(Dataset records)
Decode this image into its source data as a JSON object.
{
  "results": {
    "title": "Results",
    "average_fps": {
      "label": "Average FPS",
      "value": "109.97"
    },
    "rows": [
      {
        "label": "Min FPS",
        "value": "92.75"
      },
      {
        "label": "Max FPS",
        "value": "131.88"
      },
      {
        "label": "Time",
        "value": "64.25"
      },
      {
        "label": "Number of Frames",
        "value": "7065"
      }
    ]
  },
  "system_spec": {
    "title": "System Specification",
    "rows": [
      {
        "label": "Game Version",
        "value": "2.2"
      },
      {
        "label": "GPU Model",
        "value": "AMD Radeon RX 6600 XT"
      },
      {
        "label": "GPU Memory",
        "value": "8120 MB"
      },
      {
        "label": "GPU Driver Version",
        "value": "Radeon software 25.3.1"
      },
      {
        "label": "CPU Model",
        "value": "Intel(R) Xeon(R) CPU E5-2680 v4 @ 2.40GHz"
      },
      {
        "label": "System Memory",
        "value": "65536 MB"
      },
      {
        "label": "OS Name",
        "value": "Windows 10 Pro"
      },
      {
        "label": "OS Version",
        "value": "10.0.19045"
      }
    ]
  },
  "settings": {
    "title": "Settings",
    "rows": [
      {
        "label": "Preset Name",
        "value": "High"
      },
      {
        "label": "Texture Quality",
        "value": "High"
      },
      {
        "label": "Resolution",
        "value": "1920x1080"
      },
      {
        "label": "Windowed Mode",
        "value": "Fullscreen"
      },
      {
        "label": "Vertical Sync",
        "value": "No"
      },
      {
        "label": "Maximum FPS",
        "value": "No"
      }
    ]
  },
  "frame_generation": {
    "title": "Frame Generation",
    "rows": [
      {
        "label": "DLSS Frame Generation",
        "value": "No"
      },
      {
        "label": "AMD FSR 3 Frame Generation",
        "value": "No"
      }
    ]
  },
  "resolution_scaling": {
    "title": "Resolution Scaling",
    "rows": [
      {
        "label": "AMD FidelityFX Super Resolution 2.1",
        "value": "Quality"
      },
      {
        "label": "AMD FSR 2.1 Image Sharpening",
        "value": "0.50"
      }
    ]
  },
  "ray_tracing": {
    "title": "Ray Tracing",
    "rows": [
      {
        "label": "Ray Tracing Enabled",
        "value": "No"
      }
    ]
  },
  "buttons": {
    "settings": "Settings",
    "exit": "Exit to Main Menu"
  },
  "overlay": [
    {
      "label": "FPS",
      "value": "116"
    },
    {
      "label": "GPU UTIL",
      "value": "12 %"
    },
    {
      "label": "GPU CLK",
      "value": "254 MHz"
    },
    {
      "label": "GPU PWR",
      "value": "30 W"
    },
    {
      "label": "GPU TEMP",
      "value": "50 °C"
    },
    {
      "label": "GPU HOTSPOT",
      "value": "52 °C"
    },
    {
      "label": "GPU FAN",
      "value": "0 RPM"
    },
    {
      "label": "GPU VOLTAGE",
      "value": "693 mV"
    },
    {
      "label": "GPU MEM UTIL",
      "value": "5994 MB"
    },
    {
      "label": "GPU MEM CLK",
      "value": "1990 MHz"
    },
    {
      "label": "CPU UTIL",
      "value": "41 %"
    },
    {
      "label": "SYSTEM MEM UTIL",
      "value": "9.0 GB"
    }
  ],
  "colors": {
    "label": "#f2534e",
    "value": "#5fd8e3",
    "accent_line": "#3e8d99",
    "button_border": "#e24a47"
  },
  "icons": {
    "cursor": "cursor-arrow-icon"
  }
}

*Problem to solve*: Extract all of the data above and output it character for character.

*Finished answer*:
Decode this image into its source data as a JSON object.
{
  "results": {
    "title": "Results",
    "average_fps": {
      "label": "Average FPS",
      "value": "109.97"
    },
    "rows": [
      {
        "label": "Min FPS",
        "value": "92.75"
      },
      {
        "label": "Max FPS",
        "value": "131.88"
      },
      {
        "label": "Time",
        "value": "64.25"
      },
      {
        "label": "Number of Frames",
        "value": "7065"
      }
    ]
  },
  "system_spec": {
    "title": "System Specification",
    "rows": [
      {
        "label": "Game Version",
        "value": "2.2"
      },
      {
        "label": "GPU Model",
        "value": "AMD Radeon RX 6600 XT"
      },
      {
        "label": "GPU Memory",
        "value": "8120 MB"
      },
      {
        "label": "GPU Driver Version",
        "value": "Radeon software 25.3.1"
      },
      {
        "label": "CPU Model",
        "value": "Intel(R) Xeon(R) CPU E5-2680 v4 @ 2.40GHz"
      },
      {
        "label": "System Memory",
        "value": "65536 MB"
      },
      {
        "label": "OS Name",
        "value": "Windows 10 Pro"
      },
      {
        "label": "OS Version",
        "value": "10.0.19045"
      }
    ]
  },
  "settings": {
    "title": "Settings",
    "rows": [
      {
        "label": "Preset Name",
        "value": "High"
      },
      {
        "label": "Texture Quality",
        "value": "High"
      },
      {
        "label": "Resolution",
        "value": "1920x1080"
      },
      {
        "label": "Windowed Mode",
        "value": "Fullscreen"
      },
      {
        "label": "Vertical Sync",
        "value": "No"
      },
      {
        "label": "Maximum FPS",
        "value": "No"
      }
    ]
  },
  "frame_generation": {
    "title": "Frame Generation",
    "rows": [
      {
        "label": "DLSS Frame Generation",
        "value": "No"
      },
      {
        "label": "AMD FSR 3 Frame Generation",
        "value": "No"
      }
    ]
  },
  "resolution_scaling": {
    "title": "Resolution Scaling",
    "rows": [
      {
        "label": "AMD FidelityFX Super Resolution 2.1",
        "value": "Quality"
      },
      {
        "label": "AMD FSR 2.1 Image Sharpening",
        "value": "0.50"
      }
    ]
  },
  "ray_tracing": {
    "title": "Ray Tracing",
    "rows": [
      {
        "label": "Ray Tracing Enabled",
        "value": "No"
      }
    ]
  },
  "buttons": {
    "settings": "Settings",
    "exit": "Exit to Main Menu"
  },
  "overlay": [
    {
      "label": "FPS",
      "value": "116"
    },
    {
      "label": "GPU UTIL",
      "value": "12 %"
    },
    {
      "label": "GPU CLK",
      "value": "254 MHz"
    },
    {
      "label": "GPU PWR",
      "value": "30 W"
    },
    {
      "label": "GPU TEMP",
      "value": "50 °C"
    },
    {
      "label": "GPU HOTSPOT",
      "value": "52 °C"
    },
    {
      "label": "GPU FAN",
      "value": "0 RPM"
    },
    {
      "label": "GPU VOLTAGE",
      "value": "693 mV"
    },
    {
      "label": "GPU MEM UTIL",
      "value": "5994 MB"
    },
    {
      "label": "GPU MEM CLK",
      "value": "1990 MHz"
    },
    {
      "label": "CPU UTIL",
      "value": "41 %"
    },
    {
      "label": "SYSTEM MEM UTIL",
      "value": "9.0 GB"
    }
  ],
  "colors": {
    "label": "#f2534e",
    "value": "#5fd8e3",
    "accent_line": "#3e8d99",
    "button_border": "#e24a47"
  },
  "icons": {
    "cursor": "cursor-arrow-icon"
  }
}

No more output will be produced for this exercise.